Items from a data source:
= = = =
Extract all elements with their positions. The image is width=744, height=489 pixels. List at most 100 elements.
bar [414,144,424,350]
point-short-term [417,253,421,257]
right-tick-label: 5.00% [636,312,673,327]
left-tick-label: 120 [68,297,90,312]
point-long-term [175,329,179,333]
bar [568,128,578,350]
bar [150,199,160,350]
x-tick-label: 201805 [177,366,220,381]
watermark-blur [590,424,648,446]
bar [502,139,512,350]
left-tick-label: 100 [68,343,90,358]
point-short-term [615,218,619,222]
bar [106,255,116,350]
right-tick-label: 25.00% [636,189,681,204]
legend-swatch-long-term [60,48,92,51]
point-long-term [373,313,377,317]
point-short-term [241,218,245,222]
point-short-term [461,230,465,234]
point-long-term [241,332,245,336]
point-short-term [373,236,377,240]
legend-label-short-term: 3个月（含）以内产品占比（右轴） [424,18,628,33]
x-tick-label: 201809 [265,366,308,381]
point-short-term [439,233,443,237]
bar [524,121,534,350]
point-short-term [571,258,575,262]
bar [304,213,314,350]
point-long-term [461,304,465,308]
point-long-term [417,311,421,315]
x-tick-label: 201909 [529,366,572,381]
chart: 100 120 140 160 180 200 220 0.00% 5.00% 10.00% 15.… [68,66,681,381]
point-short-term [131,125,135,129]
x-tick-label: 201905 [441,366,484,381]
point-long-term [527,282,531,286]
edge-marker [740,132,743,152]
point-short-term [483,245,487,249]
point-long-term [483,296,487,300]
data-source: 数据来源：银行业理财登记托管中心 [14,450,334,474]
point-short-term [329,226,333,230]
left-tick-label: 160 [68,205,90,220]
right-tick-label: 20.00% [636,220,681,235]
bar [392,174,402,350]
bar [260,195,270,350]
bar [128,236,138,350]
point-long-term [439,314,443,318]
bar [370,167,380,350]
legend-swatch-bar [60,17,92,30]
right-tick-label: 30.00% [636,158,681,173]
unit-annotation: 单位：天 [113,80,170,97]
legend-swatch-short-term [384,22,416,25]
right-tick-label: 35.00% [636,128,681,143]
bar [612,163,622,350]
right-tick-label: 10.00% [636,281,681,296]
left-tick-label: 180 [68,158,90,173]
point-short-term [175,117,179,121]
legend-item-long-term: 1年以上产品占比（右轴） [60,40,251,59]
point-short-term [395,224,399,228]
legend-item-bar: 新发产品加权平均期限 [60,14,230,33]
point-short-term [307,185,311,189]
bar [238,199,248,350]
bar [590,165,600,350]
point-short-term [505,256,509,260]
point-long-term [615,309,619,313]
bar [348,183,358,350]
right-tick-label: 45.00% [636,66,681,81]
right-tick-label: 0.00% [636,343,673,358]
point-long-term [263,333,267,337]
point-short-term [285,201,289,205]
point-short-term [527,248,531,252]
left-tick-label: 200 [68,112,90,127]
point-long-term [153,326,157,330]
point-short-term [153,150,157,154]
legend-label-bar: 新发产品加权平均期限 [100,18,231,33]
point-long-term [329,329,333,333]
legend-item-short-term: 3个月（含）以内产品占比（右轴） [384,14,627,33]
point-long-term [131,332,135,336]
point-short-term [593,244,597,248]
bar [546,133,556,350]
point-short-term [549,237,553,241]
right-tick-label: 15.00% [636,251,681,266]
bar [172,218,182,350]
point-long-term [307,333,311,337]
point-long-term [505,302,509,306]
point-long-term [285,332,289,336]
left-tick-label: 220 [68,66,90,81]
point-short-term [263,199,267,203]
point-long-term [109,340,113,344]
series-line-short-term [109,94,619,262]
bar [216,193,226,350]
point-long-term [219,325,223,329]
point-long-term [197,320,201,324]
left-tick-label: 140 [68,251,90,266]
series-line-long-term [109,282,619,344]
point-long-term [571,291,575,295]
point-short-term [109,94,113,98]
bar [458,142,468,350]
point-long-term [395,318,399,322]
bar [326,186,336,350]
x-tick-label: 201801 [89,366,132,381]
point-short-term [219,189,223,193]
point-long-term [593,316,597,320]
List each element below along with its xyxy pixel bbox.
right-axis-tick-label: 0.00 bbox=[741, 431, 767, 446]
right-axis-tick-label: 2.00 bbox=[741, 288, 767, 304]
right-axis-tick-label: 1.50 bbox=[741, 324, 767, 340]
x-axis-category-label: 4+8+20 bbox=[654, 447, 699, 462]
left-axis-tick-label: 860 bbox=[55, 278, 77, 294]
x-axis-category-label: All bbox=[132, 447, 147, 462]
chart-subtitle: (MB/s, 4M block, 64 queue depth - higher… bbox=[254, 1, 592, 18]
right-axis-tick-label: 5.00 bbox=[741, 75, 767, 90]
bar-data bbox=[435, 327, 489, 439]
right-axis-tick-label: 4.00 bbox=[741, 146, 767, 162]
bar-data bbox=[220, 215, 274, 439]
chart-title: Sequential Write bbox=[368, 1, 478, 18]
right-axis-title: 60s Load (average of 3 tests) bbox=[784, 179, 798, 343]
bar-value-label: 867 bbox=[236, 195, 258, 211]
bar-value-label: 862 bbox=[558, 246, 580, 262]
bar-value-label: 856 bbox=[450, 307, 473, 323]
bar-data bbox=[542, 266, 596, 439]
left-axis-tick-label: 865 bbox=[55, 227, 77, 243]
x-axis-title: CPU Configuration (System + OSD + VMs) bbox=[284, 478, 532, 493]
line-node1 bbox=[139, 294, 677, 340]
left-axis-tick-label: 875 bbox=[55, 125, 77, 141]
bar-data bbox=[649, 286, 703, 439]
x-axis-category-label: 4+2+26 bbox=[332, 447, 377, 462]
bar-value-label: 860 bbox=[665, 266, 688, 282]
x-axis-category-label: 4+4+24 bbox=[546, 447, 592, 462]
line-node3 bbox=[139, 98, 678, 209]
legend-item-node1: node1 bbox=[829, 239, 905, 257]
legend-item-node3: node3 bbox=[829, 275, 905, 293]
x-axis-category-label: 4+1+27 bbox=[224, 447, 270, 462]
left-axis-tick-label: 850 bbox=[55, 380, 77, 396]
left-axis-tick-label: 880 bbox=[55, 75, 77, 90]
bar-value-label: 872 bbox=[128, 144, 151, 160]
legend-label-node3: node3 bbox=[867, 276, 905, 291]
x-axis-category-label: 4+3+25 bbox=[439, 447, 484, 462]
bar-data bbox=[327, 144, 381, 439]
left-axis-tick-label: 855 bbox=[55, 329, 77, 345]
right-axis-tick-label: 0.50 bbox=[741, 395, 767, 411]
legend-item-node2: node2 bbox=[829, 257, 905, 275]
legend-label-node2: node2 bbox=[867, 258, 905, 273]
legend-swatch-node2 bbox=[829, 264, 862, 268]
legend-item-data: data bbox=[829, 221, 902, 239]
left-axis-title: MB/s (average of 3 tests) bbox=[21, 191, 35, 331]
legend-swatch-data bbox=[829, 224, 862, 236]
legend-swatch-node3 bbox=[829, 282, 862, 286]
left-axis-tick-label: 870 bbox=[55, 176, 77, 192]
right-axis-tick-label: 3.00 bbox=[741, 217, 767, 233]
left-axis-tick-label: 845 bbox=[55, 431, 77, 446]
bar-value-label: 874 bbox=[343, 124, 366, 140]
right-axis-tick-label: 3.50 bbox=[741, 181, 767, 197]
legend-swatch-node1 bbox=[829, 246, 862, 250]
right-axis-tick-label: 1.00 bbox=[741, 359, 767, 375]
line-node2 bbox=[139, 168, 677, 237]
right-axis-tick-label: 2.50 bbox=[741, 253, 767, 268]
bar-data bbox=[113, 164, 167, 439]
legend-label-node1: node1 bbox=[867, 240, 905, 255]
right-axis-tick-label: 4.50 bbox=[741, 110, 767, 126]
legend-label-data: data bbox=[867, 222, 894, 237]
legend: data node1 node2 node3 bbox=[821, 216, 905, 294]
= = = =
Problem statement:
Reproduce every item above verbatim, line for line.

Exercise output:
Extract all elements with their positions. The image is width=744, height=489 pixels. List at most 100 elements.
bar [414,144,424,350]
point-short-term [417,253,421,257]
right-tick-label: 5.00% [636,312,673,327]
left-tick-label: 120 [68,297,90,312]
point-long-term [175,329,179,333]
bar [568,128,578,350]
bar [150,199,160,350]
x-tick-label: 201805 [177,366,220,381]
watermark-blur [590,424,648,446]
bar [502,139,512,350]
left-tick-label: 100 [68,343,90,358]
point-short-term [615,218,619,222]
bar [106,255,116,350]
right-tick-label: 25.00% [636,189,681,204]
legend-swatch-long-term [60,48,92,51]
point-long-term [373,313,377,317]
point-short-term [241,218,245,222]
point-short-term [461,230,465,234]
point-long-term [241,332,245,336]
point-short-term [373,236,377,240]
legend-label-short-term: 3个月（含）以内产品占比（右轴） [424,18,628,33]
x-tick-label: 201809 [265,366,308,381]
point-short-term [439,233,443,237]
bar [524,121,534,350]
point-short-term [571,258,575,262]
bar [304,213,314,350]
point-long-term [461,304,465,308]
point-long-term [417,311,421,315]
x-tick-label: 201909 [529,366,572,381]
chart: 100 120 140 160 180 200 220 0.00% 5.00% 10.00% 15.… [68,66,681,381]
point-short-term [131,125,135,129]
x-tick-label: 201905 [441,366,484,381]
point-long-term [527,282,531,286]
edge-marker [740,132,743,152]
point-short-term [483,245,487,249]
point-long-term [483,296,487,300]
data-source: 数据来源：银行业理财登记托管中心 [14,450,334,474]
point-short-term [329,226,333,230]
left-tick-label: 160 [68,205,90,220]
right-tick-label: 20.00% [636,220,681,235]
bar [392,174,402,350]
bar [260,195,270,350]
bar [128,236,138,350]
point-long-term [439,314,443,318]
bar [370,167,380,350]
legend-swatch-bar [60,17,92,30]
right-tick-label: 30.00% [636,158,681,173]
unit-annotation: 单位：天 [113,80,170,97]
legend-swatch-short-term [384,22,416,25]
right-tick-label: 35.00% [636,128,681,143]
bar [612,163,622,350]
right-tick-label: 10.00% [636,281,681,296]
left-tick-label: 180 [68,158,90,173]
point-short-term [175,117,179,121]
legend-item-long-term: 1年以上产品占比（右轴） [60,40,251,59]
point-short-term [395,224,399,228]
legend-item-bar: 新发产品加权平均期限 [60,14,230,33]
point-short-term [307,185,311,189]
bar [238,199,248,350]
bar [590,165,600,350]
point-short-term [505,256,509,260]
point-long-term [615,309,619,313]
bar [348,183,358,350]
right-tick-label: 45.00% [636,66,681,81]
right-tick-label: 0.00% [636,343,673,358]
point-long-term [263,333,267,337]
point-short-term [285,201,289,205]
point-short-term [527,248,531,252]
left-tick-label: 200 [68,112,90,127]
point-long-term [153,326,157,330]
point-short-term [153,150,157,154]
legend-label-bar: 新发产品加权平均期限 [100,18,231,33]
point-long-term [329,329,333,333]
legend-item-short-term: 3个月（含）以内产品占比（右轴） [384,14,627,33]
point-long-term [131,332,135,336]
point-short-term [593,244,597,248]
bar [546,133,556,350]
point-short-term [549,237,553,241]
right-tick-label: 15.00% [636,251,681,266]
bar [172,218,182,350]
point-long-term [307,333,311,337]
point-long-term [505,302,509,306]
point-long-term [285,332,289,336]
left-tick-label: 220 [68,66,90,81]
point-short-term [263,199,267,203]
point-long-term [109,340,113,344]
series-line-short-term [109,94,619,262]
bar [216,193,226,350]
point-long-term [219,325,223,329]
point-long-term [197,320,201,324]
left-tick-label: 140 [68,251,90,266]
series-line-long-term [109,282,619,344]
point-long-term [571,291,575,295]
point-short-term [109,94,113,98]
bar [458,142,468,350]
point-long-term [395,318,399,322]
bar [326,186,336,350]
x-tick-label: 201801 [89,366,132,381]
point-short-term [219,189,223,193]
point-long-term [593,316,597,320]
List each element below along with its xyxy pixel bbox.
right-axis-tick-label: 0.00 bbox=[741, 431, 767, 446]
right-axis-tick-label: 2.00 bbox=[741, 288, 767, 304]
right-axis-tick-label: 1.50 bbox=[741, 324, 767, 340]
x-axis-category-label: 4+8+20 bbox=[654, 447, 699, 462]
left-axis-tick-label: 860 bbox=[55, 278, 77, 294]
x-axis-category-label: All bbox=[132, 447, 147, 462]
chart-subtitle: (MB/s, 4M block, 64 queue depth - higher… bbox=[254, 1, 592, 18]
right-axis-tick-label: 5.00 bbox=[741, 75, 767, 90]
bar-data bbox=[435, 327, 489, 439]
right-axis-tick-label: 4.00 bbox=[741, 146, 767, 162]
bar-data bbox=[220, 215, 274, 439]
chart-title: Sequential Write bbox=[368, 1, 478, 18]
right-axis-title: 60s Load (average of 3 tests) bbox=[784, 179, 798, 343]
bar-value-label: 867 bbox=[236, 195, 258, 211]
bar-value-label: 862 bbox=[558, 246, 580, 262]
bar-value-label: 856 bbox=[450, 307, 473, 323]
bar-data bbox=[542, 266, 596, 439]
left-axis-tick-label: 865 bbox=[55, 227, 77, 243]
x-axis-title: CPU Configuration (System + OSD + VMs) bbox=[284, 478, 532, 493]
line-node1 bbox=[139, 294, 677, 340]
left-axis-tick-label: 875 bbox=[55, 125, 77, 141]
bar-data bbox=[649, 286, 703, 439]
x-axis-category-label: 4+2+26 bbox=[332, 447, 377, 462]
bar-value-label: 860 bbox=[665, 266, 688, 282]
x-axis-category-label: 4+4+24 bbox=[546, 447, 592, 462]
line-node3 bbox=[139, 98, 678, 209]
legend-item-node1: node1 bbox=[829, 239, 905, 257]
legend-item-node3: node3 bbox=[829, 275, 905, 293]
x-axis-category-label: 4+1+27 bbox=[224, 447, 270, 462]
left-axis-tick-label: 850 bbox=[55, 380, 77, 396]
left-axis-tick-label: 880 bbox=[55, 75, 77, 90]
bar-value-label: 872 bbox=[128, 144, 151, 160]
legend-label-node3: node3 bbox=[867, 276, 905, 291]
x-axis-category-label: 4+3+25 bbox=[439, 447, 484, 462]
bar-data bbox=[327, 144, 381, 439]
left-axis-tick-label: 855 bbox=[55, 329, 77, 345]
right-axis-tick-label: 0.50 bbox=[741, 395, 767, 411]
legend-item-node2: node2 bbox=[829, 257, 905, 275]
legend-label-node2: node2 bbox=[867, 258, 905, 273]
legend-swatch-node2 bbox=[829, 264, 862, 268]
legend-item-data: data bbox=[829, 221, 902, 239]
left-axis-title: MB/s (average of 3 tests) bbox=[21, 191, 35, 331]
legend-swatch-data bbox=[829, 224, 862, 236]
legend-swatch-node3 bbox=[829, 282, 862, 286]
left-axis-tick-label: 870 bbox=[55, 176, 77, 192]
right-axis-tick-label: 3.00 bbox=[741, 217, 767, 233]
left-axis-tick-label: 845 bbox=[55, 431, 77, 446]
bar-value-label: 874 bbox=[343, 124, 366, 140]
right-axis-tick-label: 3.50 bbox=[741, 181, 767, 197]
legend-swatch-node1 bbox=[829, 246, 862, 250]
right-axis-tick-label: 1.00 bbox=[741, 359, 767, 375]
line-node2 bbox=[139, 168, 677, 237]
right-axis-tick-label: 2.50 bbox=[741, 253, 767, 268]
bar-data bbox=[113, 164, 167, 439]
legend-label-node1: node1 bbox=[867, 240, 905, 255]
right-axis-tick-label: 4.50 bbox=[741, 110, 767, 126]
legend-label-data: data bbox=[867, 222, 894, 237]
legend: data node1 node2 node3 bbox=[821, 216, 905, 294]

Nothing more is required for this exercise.